— Task goal —
Pick out every line that holds the string "Dangerous" and copy it.

[Dataset entries]
○ ○ ○ ○

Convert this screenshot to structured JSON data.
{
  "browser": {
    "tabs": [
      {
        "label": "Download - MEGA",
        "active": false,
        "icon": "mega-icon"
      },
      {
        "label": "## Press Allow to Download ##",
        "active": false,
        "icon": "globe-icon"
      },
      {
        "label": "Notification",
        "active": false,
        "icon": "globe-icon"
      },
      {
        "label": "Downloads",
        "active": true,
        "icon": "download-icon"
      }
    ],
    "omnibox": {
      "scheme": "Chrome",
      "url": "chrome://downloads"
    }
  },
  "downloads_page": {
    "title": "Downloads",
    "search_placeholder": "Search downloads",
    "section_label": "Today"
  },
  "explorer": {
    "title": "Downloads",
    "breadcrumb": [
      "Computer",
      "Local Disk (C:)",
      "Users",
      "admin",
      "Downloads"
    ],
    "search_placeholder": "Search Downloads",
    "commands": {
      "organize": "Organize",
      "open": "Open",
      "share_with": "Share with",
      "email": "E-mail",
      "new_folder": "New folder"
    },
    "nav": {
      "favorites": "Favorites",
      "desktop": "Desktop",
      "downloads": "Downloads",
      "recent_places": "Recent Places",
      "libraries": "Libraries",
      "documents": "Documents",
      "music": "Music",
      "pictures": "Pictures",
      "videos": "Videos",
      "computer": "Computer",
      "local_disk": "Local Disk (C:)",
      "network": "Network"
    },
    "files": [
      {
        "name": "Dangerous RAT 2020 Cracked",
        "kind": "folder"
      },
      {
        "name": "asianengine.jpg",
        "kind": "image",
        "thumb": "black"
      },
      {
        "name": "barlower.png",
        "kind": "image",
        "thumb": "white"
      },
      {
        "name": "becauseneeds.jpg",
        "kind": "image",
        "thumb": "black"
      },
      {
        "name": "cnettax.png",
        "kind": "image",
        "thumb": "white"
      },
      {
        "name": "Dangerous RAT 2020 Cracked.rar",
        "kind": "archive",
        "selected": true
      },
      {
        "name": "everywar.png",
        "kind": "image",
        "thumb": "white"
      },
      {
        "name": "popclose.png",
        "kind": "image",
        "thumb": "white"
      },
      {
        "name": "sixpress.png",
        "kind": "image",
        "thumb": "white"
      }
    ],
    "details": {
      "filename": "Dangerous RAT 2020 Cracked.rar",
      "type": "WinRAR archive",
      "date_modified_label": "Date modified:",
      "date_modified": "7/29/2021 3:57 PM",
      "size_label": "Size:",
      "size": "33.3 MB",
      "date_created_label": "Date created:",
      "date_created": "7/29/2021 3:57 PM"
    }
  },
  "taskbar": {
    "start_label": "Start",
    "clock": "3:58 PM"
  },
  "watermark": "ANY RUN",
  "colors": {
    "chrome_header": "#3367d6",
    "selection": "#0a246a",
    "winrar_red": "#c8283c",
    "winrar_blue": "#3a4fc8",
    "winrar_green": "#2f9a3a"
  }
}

○ ○ ○ ○

— Reply to the task —
        "name": "Dangerous RAT 2020 Cracked",
        "name": "Dangerous RAT 2020 Cracked.rar",
      "filename": "Dangerous RAT 2020 Cracked.rar",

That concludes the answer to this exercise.